### Trecho da fonte
Em outra ocasião, como apresentador da Globo, o jornal já terminava, com as legendas rolando na tela. De repente, uma barata voadora, provavelmente vinda também daquele depósito onde se hospedam as moscas que chateiam Barack Obama, instalou-se no seu ombro direito. Ennio se manteve impassível, como se nada estivesse acontecendo, até que sua imagem sumiu do ar.
Só como comparação: fato semelhante ocorreu recentemente em uma TV portuguesa, e o apresentador começou a gritar, arrancou os microfones da lapela e saiu correndo estúdio afora.
Ennio Pesce morreu no dia 12. A imprensa, à qual dedicou sua vida, pouco retribuiu: os amigos souberam da morte por um anúncio pago, e pouquíssimo noticiário foi publicado sobre este personagem tão importante.
Mas, pensando bem, não é difícil defini-lo: foi um amigo de excelente caráter, do tipo que faz falta. E um grande, excepcional jornalista.
Policial é tão bonzinho
No final da Parada Gay, em São Paulo, uma bomba caseira foi atirada de um prédio no meio de um grupo de pessoas, bem no centro da cidade. A explosão da bomba feriu muita gente, mas a Policia diz que não vai investigar nada: segundo o delegado da região, ninguém apresentou queixa, então não há como investigar. E ainda faz gracinha: diz que ali havia homossexuais de alto poder aquisitivo, que não querem aparecer, por isso não foram à delegacia.
Admitamos, para argumentar, que o delegado tenha razão. Mas uma bomba foi atirada no meio de gente, no centro da maior cidade do país. É um fato que independe de queixa. Ocorreu, e pronto. Significa, entre outras coisas, que alguém anda fabricando bombas. E ninguém fabrica bombas apenas para colecioná-las e para mostrar aos amigos sua habilidade com artefatos mortais.
Entre outras idiotices que foram ditas, e que nossos meios de comunicação publicaram acriticamente, está a de que alguém atirou a bomba por estar irritado com o barulho. OK, aceitemos a argumentação: embora a região seja barulhentíssima, embora seja habitualmente ponto de reunião de gays, alguém se irritou. E, em vez de jogar ovos, uma garrafa de urina, o forno de microondas, fabricou uma bomba e a atirou prédio abaixo. Quanto tempo levaria para fabricar a bomba? Não, a coisa é mais séria: tem gente brincando com armas mortais. E a Policia espera o que para investigar o caso e descobrir quem são os malucos?
Abaixo o racismo
De acordo com a Internet, o texto abaixo figura num anúncio divulgado na Espanha. Pode ser verdade, pode não ser. Mas seria ótimo se fosse!

### Dados armazenados
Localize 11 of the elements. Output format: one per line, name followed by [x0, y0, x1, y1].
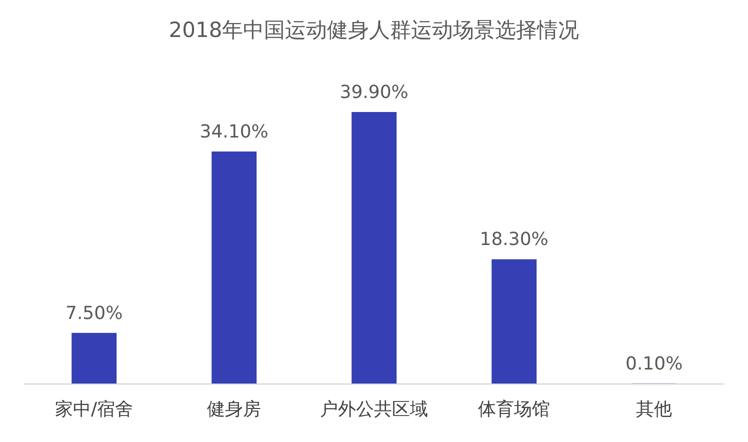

### Tarefa 1
Responda, com base no trecho da fonte, às perguntas abaixo.
(a) Em que parte do corpo de Ennio a barata voadora se instalou?
(b) Em que dia Ennio Pesce morreu?
(c) Segundo o delegado da região, por que não há como investigar a bomba atirada no fim da Parada Gay?
### Tarefa 2
Devolva a parte do trecho da fonte que começa com "Entre outras idiotices" e vai até "ótimo se fosse!", sem mudar nada.
### Tarefa 3
Dê continuidade ao trecho da fonte, a coluna sobre Ennio Pesce, a bomba na Parada Gay e o racismo, a partir da última frase apresentada.

### Resposta escrita 1
(a) No ombro direito.
(b) No dia 12.
(c) Porque ninguém apresentou queixa.

### Resposta escrita 2
Entre outras idiotices que foram ditas, e que nossos meios de comunicação publicaram acriticamente, está a de que alguém atirou a bomba por estar irritado com o barulho. OK, aceitemos a argumentação: embora a região seja barulhentíssima, embora seja habitualmente ponto de reunião de gays, alguém se irritou. E, em vez de jogar ovos, uma garrafa de urina, o forno de microondas, fabricou uma bomba e a atirou prédio abaixo. Quanto tempo levaria para fabricar a bomba? Não, a coisa é mais séria: tem gente brincando com armas mortais. E a Policia espera o que para investigar o caso e descobrir quem são os malucos?
Abaixo o racismo
De acordo com a Internet, o texto abaixo figura num anúncio divulgado na Espanha. Pode ser verdade, pode não ser. Mas seria ótimo se fosse!

### Resposta escrita 3
O anúncio mostra um garotinho preto, de olhos grandes e redondos, sorriso de dentes muito brancos, com um quadro-negro onde está escrito:
Seu Cristo é judeu; sua escrita é latina; seus números são árabes; sua democracia é grega; seu som é japonês; sua bola é coreana; seu DVD é de Hong Kong; sua camiseta é da Tailândia; seus melhores jogadores de futebol são do Brasil; seu relógio é suíço; sua pizza, italiana. E você ainda vê o trabalhador imigrante como um desprezível estrangeiro?
Como…
De um grande jornal, de circulação nacional:
‘Subprocurador se envolve em acidente de carro embriagado’
Mas a matéria é incompleta: não informa se o carro bebum soprou o bafômetro ou foi autuado, conforme determina a lei.
…é…
De vários jornais, que transcreveram press-release da empresa:
‘(…) investe R$ 150 milhões em moderna fábrica de soja em (…)’
Eta, modernidades! Este colunista é do tempo em que a soja era plantada, e não fabricada.
…mesmo?
De um grande portal noticioso:
‘São Paulo – Tiroteio deixa um morto e dois feridos em Porto Alegre’
E eu com isso?
Muita gente tem preconceito contra as noticias que envolvem celebridades. Diz que não tem nada com isso (e tem toda a razão). Mas a gente precisa saber de algumas coisas. Por exemplo, da série ‘pensamentos que machucam’:
‘Às vezes sofro por pensar muito’, diz Maria Fernanda Cândido
Ou da série ‘Eu, Priapo’:
‘Ex-preso processa enfermeira por causa de ereção de 55 horas’
Ou, ainda, da série ‘primeiro me deixa explicar’:
‘Preso se masturbando, americano diz que colocou pênis para tomar ar’
E, como de hábito, a dura vida dos astros e estrelas deste país:
1.
Regina Duarte vai à praia do Pepê com a família2.
Stephany Brito almoça em shopping carioca3.
Christian Slater é flagrado abastecendo seu carro em Los Angeles4.
Atriz Melanie Griffith toma multa de trânsitio em Los Angeles5.
Patrícia Pillar olha roupas em loja, mas não leva nada6.
Grávida, top Heidi Klum leva os filhos ao zoológico7.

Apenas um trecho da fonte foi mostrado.